**Problem to work on:**
Quote the lines below word for word, from the first line through the one containing "red-value-label-text: 27.06 (254, 630, 301, 654)", including both.

Collected data

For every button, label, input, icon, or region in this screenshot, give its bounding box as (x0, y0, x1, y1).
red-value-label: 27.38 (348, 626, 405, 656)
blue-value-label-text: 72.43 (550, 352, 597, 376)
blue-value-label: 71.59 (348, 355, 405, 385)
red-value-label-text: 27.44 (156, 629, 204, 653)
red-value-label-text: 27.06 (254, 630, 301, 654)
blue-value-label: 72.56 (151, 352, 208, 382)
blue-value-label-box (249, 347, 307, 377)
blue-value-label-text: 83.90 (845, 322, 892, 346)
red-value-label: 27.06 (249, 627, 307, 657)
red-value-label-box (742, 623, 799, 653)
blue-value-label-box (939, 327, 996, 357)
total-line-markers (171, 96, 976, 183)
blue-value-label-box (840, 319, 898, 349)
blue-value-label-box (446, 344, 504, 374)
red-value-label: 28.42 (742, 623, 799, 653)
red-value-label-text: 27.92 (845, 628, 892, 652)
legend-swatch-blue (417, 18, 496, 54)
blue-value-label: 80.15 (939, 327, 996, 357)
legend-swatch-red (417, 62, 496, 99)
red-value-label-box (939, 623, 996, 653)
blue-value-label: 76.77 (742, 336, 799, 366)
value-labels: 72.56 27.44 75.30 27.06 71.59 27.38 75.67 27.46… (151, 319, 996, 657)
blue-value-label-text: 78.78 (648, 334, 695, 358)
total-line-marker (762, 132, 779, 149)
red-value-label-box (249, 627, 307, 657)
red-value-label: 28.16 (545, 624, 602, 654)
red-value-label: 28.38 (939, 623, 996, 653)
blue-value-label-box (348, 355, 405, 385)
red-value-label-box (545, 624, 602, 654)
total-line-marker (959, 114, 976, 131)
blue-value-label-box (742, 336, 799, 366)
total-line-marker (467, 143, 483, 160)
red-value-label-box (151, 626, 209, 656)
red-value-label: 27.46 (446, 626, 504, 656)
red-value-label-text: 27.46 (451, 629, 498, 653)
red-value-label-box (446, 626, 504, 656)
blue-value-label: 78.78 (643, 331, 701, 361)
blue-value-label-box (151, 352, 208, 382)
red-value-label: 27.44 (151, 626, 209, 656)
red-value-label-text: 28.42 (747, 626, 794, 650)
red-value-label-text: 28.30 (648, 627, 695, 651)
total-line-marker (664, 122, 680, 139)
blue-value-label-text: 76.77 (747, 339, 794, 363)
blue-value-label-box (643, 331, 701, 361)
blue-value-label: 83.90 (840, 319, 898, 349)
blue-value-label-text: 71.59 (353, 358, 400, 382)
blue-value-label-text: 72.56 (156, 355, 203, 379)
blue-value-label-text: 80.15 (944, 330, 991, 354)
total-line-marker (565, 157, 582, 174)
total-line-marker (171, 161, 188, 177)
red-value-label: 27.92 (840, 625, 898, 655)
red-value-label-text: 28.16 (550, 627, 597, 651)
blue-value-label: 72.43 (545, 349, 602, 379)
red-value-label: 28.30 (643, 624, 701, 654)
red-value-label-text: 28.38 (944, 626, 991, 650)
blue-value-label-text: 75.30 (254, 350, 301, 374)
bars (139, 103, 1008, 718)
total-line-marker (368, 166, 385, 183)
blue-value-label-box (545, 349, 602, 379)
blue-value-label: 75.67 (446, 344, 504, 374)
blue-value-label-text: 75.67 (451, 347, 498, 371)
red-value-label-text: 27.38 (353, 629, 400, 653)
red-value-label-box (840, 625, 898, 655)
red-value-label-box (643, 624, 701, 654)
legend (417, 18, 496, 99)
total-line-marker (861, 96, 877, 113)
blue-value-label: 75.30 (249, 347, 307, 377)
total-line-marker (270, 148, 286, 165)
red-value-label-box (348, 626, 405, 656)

**Answer to the exercise:**
For every button, label, input, icon, or region in this screenshot, give its bounding box as (x0, y0, x1, y1).
red-value-label: 27.38 (348, 626, 405, 656)
blue-value-label-text: 72.43 (550, 352, 597, 376)
blue-value-label: 71.59 (348, 355, 405, 385)
red-value-label-text: 27.44 (156, 629, 204, 653)
red-value-label-text: 27.06 (254, 630, 301, 654)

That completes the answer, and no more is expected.